-- Start of The input --

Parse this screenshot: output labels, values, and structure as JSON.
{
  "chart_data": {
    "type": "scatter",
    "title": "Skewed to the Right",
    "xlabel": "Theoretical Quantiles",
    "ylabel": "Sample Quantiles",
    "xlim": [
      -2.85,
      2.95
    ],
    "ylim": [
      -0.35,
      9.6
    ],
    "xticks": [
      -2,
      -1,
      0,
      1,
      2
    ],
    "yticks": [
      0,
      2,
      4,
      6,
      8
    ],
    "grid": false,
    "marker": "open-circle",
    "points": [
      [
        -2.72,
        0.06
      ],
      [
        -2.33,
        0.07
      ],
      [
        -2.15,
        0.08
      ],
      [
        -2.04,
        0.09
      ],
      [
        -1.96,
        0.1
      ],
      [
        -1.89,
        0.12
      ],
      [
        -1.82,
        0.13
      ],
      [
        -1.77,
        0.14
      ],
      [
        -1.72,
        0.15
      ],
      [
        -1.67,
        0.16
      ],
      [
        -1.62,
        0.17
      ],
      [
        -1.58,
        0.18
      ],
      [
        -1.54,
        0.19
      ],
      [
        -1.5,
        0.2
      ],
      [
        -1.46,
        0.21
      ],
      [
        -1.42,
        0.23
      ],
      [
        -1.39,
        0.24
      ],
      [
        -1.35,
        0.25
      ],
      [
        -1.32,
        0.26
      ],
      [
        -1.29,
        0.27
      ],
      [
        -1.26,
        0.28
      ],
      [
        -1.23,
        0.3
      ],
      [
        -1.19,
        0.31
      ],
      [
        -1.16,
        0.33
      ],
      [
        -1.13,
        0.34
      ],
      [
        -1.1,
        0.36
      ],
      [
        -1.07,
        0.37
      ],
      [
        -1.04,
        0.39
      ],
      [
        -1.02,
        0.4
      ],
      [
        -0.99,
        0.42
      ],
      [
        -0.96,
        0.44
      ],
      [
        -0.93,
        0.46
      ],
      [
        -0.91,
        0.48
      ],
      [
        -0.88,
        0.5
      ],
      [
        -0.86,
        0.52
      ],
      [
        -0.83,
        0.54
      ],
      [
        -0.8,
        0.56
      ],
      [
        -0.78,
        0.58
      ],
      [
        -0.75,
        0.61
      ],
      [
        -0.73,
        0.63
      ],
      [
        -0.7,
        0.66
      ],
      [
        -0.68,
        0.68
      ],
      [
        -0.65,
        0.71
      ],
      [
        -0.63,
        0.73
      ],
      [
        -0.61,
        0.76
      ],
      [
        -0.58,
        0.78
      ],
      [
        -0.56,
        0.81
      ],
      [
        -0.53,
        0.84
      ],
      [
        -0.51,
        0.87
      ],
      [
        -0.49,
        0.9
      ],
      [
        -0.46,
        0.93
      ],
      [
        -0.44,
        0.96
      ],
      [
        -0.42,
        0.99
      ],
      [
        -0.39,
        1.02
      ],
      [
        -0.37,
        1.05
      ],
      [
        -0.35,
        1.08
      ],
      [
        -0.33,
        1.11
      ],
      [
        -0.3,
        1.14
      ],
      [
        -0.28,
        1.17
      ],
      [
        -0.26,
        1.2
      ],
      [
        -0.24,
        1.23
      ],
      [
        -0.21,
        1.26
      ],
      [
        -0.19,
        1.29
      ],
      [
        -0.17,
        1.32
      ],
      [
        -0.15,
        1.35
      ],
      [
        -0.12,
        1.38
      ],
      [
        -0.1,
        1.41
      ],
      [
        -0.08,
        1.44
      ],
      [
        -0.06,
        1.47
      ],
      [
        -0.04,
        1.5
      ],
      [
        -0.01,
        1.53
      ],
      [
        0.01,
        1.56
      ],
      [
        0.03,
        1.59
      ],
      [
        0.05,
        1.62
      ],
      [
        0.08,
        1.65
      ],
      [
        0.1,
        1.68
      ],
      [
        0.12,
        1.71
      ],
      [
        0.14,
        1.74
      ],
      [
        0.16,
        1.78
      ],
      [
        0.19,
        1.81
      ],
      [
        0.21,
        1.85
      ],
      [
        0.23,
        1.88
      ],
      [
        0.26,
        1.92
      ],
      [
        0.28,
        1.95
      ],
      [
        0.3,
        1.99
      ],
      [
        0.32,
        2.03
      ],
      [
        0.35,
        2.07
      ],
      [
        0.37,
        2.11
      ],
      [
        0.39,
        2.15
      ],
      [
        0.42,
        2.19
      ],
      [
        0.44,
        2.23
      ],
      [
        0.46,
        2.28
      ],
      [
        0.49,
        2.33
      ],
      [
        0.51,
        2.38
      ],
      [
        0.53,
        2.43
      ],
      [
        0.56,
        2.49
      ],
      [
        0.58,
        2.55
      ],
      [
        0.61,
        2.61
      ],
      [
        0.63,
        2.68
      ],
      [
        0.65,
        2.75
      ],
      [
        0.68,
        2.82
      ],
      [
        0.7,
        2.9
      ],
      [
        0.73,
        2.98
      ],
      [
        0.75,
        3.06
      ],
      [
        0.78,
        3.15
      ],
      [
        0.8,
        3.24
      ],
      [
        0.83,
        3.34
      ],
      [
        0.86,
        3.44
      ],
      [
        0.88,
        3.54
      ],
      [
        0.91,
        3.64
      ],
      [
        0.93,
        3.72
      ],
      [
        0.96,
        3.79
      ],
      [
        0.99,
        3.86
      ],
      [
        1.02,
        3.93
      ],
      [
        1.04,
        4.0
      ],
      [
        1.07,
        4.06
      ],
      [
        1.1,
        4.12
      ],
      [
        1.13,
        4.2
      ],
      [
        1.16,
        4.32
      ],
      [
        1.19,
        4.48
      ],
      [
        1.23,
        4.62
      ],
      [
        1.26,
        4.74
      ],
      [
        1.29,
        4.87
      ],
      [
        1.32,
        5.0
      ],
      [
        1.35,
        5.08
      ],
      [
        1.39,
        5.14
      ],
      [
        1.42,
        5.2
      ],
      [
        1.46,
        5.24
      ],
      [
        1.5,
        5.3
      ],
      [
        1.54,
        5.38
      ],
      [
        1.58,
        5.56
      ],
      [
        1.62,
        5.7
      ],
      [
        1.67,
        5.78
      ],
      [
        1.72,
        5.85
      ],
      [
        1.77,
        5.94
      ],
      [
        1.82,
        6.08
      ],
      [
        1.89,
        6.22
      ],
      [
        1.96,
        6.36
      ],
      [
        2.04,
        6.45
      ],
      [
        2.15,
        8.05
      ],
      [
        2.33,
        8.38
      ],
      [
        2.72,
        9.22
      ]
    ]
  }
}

-- End of The input --

Locate the word "Quantiles" in the entries, and copy every line where it is found.

    "xlabel": "Theoretical Quantiles",
    "ylabel": "Sample Quantiles",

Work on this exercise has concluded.